Work required:
Look through the lines of the material and count those containing "JSON". Give that count alone.

Data supplied:
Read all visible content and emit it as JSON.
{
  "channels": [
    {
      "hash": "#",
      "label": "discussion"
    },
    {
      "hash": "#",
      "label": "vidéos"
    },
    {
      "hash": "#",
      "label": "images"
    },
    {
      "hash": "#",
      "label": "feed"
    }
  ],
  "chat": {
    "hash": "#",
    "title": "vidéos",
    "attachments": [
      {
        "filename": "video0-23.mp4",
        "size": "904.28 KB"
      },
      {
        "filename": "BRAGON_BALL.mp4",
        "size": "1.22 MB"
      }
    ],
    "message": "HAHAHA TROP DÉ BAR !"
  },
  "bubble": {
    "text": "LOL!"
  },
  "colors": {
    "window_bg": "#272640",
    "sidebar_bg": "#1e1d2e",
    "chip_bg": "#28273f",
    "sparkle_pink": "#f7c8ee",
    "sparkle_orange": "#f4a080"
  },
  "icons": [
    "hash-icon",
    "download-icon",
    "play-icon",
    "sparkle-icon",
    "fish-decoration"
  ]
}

--

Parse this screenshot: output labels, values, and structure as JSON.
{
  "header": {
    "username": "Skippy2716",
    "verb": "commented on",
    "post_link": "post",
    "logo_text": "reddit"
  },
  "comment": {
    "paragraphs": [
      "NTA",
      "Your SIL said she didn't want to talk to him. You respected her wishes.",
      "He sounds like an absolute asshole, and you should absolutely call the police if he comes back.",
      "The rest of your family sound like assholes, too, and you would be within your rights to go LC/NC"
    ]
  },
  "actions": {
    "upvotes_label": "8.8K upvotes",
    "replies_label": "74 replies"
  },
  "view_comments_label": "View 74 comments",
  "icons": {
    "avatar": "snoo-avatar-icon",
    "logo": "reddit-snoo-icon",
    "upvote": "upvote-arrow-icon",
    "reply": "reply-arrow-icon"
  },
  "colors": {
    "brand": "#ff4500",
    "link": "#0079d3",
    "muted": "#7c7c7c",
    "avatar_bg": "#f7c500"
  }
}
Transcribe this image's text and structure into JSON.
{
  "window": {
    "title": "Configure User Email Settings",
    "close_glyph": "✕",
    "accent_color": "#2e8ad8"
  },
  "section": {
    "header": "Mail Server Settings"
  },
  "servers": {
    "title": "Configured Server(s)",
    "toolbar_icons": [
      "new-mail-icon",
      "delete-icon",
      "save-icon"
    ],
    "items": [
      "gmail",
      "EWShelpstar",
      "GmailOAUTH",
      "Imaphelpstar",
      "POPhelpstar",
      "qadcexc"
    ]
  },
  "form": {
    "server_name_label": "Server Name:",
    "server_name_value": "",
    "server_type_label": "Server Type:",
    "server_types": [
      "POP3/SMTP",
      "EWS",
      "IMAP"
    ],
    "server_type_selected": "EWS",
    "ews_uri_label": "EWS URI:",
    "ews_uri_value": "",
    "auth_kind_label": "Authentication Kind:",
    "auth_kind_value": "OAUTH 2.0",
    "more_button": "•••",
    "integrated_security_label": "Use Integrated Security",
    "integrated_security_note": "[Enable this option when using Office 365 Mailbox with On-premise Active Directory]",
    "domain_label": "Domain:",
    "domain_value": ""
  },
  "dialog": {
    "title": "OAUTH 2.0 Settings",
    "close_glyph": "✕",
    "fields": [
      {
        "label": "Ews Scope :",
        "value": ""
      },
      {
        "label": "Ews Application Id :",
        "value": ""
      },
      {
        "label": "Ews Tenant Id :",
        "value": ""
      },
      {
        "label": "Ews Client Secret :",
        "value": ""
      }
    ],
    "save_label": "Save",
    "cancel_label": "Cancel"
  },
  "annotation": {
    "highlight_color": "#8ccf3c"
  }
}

Answer to this exercise:
3